[Stored data]

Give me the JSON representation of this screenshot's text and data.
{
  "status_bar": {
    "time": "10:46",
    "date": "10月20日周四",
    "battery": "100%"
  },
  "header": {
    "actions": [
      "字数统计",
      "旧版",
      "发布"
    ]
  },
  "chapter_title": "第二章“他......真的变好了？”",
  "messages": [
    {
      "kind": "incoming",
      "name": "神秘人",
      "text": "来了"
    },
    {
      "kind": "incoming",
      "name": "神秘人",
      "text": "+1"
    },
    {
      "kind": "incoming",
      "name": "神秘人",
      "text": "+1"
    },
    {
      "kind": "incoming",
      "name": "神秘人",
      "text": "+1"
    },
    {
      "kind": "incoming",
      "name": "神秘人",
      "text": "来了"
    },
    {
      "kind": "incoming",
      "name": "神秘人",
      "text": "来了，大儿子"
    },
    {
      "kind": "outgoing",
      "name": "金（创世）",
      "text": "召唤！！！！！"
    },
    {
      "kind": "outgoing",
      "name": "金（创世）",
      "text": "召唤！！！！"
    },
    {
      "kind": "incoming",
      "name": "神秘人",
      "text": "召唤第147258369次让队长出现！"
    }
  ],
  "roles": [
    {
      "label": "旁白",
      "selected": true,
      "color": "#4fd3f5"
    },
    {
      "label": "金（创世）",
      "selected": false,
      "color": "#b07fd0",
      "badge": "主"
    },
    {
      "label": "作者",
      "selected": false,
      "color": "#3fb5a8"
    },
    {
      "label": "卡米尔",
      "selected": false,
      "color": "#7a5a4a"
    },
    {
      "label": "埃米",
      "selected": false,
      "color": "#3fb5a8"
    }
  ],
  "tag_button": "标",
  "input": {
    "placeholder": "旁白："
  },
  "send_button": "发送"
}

▸ **Work required**
Using the data above, return each line exactly as written.

▸ **The response**
Give me the JSON representation of this screenshot's text and data.
{
  "status_bar": {
    "time": "10:46",
    "date": "10月20日周四",
    "battery": "100%"
  },
  "header": {
    "actions": [
      "字数统计",
      "旧版",
      "发布"
    ]
  },
  "chapter_title": "第二章“他......真的变好了？”",
  "messages": [
    {
      "kind": "incoming",
      "name": "神秘人",
      "text": "来了"
    },
    {
      "kind": "incoming",
      "name": "神秘人",
      "text": "+1"
    },
    {
      "kind": "incoming",
      "name": "神秘人",
      "text": "+1"
    },
    {
      "kind": "incoming",
      "name": "神秘人",
      "text": "+1"
    },
    {
      "kind": "incoming",
      "name": "神秘人",
      "text": "来了"
    },
    {
      "kind": "incoming",
      "name": "神秘人",
      "text": "来了，大儿子"
    },
    {
      "kind": "outgoing",
      "name": "金（创世）",
      "text": "召唤！！！！！"
    },
    {
      "kind": "outgoing",
      "name": "金（创世）",
      "text": "召唤！！！！"
    },
    {
      "kind": "incoming",
      "name": "神秘人",
      "text": "召唤第147258369次让队长出现！"
    }
  ],
  "roles": [
    {
      "label": "旁白",
      "selected": true,
      "color": "#4fd3f5"
    },
    {
      "label": "金（创世）",
      "selected": false,
      "color": "#b07fd0",
      "badge": "主"
    },
    {
      "label": "作者",
      "selected": false,
      "color": "#3fb5a8"
    },
    {
      "label": "卡米尔",
      "selected": false,
      "color": "#7a5a4a"
    },
    {
      "label": "埃米",
      "selected": false,
      "color": "#3fb5a8"
    }
  ],
  "tag_button": "标",
  "input": {
    "placeholder": "旁白："
  },
  "send_button": "发送"
}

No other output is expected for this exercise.